--- TASK INSTRUCTIONS ---
The entries below should be output exactly as written.
>> Start SUPPLIED MATERIAL
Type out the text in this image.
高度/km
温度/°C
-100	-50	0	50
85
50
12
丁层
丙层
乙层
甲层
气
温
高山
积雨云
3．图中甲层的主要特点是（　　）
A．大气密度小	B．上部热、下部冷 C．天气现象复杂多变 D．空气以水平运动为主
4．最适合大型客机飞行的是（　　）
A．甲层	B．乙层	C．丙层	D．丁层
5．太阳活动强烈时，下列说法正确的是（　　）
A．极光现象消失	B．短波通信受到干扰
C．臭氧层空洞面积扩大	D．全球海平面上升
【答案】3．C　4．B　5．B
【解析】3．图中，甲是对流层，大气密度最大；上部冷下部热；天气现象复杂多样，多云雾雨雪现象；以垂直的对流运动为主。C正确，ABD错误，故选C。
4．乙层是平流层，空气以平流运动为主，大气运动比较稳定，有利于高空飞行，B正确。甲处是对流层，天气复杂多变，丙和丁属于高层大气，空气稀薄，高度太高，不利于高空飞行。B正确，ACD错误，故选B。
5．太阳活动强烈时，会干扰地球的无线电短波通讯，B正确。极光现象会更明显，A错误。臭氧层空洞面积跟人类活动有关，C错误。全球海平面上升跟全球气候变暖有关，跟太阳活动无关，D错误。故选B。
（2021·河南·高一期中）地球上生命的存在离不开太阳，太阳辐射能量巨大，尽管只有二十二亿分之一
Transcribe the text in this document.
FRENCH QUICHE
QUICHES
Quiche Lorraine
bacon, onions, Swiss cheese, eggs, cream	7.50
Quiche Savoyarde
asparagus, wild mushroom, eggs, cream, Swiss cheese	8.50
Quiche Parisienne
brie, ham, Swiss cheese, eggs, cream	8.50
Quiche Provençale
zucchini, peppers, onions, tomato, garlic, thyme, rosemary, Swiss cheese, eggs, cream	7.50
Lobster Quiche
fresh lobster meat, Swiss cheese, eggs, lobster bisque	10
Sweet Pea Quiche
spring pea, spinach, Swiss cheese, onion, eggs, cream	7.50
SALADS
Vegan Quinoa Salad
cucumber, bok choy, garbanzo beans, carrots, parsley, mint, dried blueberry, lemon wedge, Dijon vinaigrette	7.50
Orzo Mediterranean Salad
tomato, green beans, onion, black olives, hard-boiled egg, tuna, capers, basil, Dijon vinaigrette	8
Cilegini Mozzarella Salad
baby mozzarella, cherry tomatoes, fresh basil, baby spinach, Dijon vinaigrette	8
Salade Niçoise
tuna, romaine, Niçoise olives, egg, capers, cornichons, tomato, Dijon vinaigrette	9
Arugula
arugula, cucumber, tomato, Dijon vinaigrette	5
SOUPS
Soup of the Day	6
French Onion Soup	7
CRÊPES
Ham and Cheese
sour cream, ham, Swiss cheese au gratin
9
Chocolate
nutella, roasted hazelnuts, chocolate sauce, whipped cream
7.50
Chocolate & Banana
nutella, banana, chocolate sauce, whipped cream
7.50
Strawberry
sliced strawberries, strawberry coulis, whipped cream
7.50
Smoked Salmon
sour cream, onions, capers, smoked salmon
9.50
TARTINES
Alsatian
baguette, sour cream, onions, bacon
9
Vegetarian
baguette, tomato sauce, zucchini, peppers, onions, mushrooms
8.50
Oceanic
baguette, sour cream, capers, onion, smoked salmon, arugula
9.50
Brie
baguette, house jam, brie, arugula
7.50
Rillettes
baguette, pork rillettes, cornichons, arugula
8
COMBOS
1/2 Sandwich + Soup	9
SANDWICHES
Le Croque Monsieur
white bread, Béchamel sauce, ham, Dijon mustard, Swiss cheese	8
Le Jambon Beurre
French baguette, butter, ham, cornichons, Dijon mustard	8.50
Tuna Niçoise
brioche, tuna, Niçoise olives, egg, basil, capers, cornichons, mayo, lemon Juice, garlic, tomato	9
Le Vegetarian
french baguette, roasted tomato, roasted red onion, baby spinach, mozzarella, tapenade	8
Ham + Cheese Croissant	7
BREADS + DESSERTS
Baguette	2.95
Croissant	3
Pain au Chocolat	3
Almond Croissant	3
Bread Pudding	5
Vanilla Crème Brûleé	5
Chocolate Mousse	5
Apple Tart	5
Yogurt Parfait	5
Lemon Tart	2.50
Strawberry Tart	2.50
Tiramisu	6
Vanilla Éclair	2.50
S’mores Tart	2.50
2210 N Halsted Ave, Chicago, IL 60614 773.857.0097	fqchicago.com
>> End SUPPLIED MATERIAL
--- RESPONSE TO THE EXERCISE ---
Type out the text in this image.
高度/km
温度/°C
-100	-50	0	50
85
50
12
丁层
丙层
乙层
甲层
气
温
高山
积雨云
3．图中甲层的主要特点是（　　）
A．大气密度小	B．上部热、下部冷 C．天气现象复杂多变 D．空气以水平运动为主
4．最适合大型客机飞行的是（　　）
A．甲层	B．乙层	C．丙层	D．丁层
5．太阳活动强烈时，下列说法正确的是（　　）
A．极光现象消失	B．短波通信受到干扰
C．臭氧层空洞面积扩大	D．全球海平面上升
【答案】3．C　4．B　5．B
【解析】3．图中，甲是对流层，大气密度最大；上部冷下部热；天气现象复杂多样，多云雾雨雪现象；以垂直的对流运动为主。C正确，ABD错误，故选C。
4．乙层是平流层，空气以平流运动为主，大气运动比较稳定，有利于高空飞行，B正确。甲处是对流层，天气复杂多变，丙和丁属于高层大气，空气稀薄，高度太高，不利于高空飞行。B正确，ACD错误，故选B。
5．太阳活动强烈时，会干扰地球的无线电短波通讯，B正确。极光现象会更明显，A错误。臭氧层空洞面积跟人类活动有关，C错误。全球海平面上升跟全球气候变暖有关，跟太阳活动无关，D错误。故选B。
（2021·河南·高一期中）地球上生命的存在离不开太阳，太阳辐射能量巨大，尽管只有二十二亿分之一
Transcribe the text in this document.
FRENCH QUICHE
QUICHES
Quiche Lorraine
bacon, onions, Swiss cheese, eggs, cream	7.50
Quiche Savoyarde
asparagus, wild mushroom, eggs, cream, Swiss cheese	8.50
Quiche Parisienne
brie, ham, Swiss cheese, eggs, cream	8.50
Quiche Provençale
zucchini, peppers, onions, tomato, garlic, thyme, rosemary, Swiss cheese, eggs, cream	7.50
Lobster Quiche
fresh lobster meat, Swiss cheese, eggs, lobster bisque	10
Sweet Pea Quiche
spring pea, spinach, Swiss cheese, onion, eggs, cream	7.50
SALADS
Vegan Quinoa Salad
cucumber, bok choy, garbanzo beans, carrots, parsley, mint, dried blueberry, lemon wedge, Dijon vinaigrette	7.50
Orzo Mediterranean Salad
tomato, green beans, onion, black olives, hard-boiled egg, tuna, capers, basil, Dijon vinaigrette	8
Cilegini Mozzarella Salad
baby mozzarella, cherry tomatoes, fresh basil, baby spinach, Dijon vinaigrette	8
Salade Niçoise
tuna, romaine, Niçoise olives, egg, capers, cornichons, tomato, Dijon vinaigrette	9
Arugula
arugula, cucumber, tomato, Dijon vinaigrette	5
SOUPS
Soup of the Day	6
French Onion Soup	7
CRÊPES
Ham and Cheese
sour cream, ham, Swiss cheese au gratin
9
Chocolate
nutella, roasted hazelnuts, chocolate sauce, whipped cream
7.50
Chocolate & Banana
nutella, banana, chocolate sauce, whipped cream
7.50
Strawberry
sliced strawberries, strawberry coulis, whipped cream
7.50
Smoked Salmon
sour cream, onions, capers, smoked salmon
9.50
TARTINES
Alsatian
baguette, sour cream, onions, bacon
9
Vegetarian
baguette, tomato sauce, zucchini, peppers, onions, mushrooms
8.50
Oceanic
baguette, sour cream, capers, onion, smoked salmon, arugula
9.50
Brie
baguette, house jam, brie, arugula
7.50
Rillettes
baguette, pork rillettes, cornichons, arugula
8
COMBOS
1/2 Sandwich + Soup	9
SANDWICHES
Le Croque Monsieur
white bread, Béchamel sauce, ham, Dijon mustard, Swiss cheese	8
Le Jambon Beurre
French baguette, butter, ham, cornichons, Dijon mustard	8.50
Tuna Niçoise
brioche, tuna, Niçoise olives, egg, basil, capers, cornichons, mayo, lemon Juice, garlic, tomato	9
Le Vegetarian
french baguette, roasted tomato, roasted red onion, baby spinach, mozzarella, tapenade	8
Ham + Cheese Croissant	7
BREADS + DESSERTS
Baguette	2.95
Croissant	3
Pain au Chocolat	3
Almond Croissant	3
Bread Pudding	5
Vanilla Crème Brûleé	5
Chocolate Mousse	5
Apple Tart	5
Yogurt Parfait	5
Lemon Tart	2.50
Strawberry Tart	2.50
Tiramisu	6
Vanilla Éclair	2.50
S’mores Tart	2.50
2210 N Halsted Ave, Chicago, IL 60614 773.857.0097	fqchicago.com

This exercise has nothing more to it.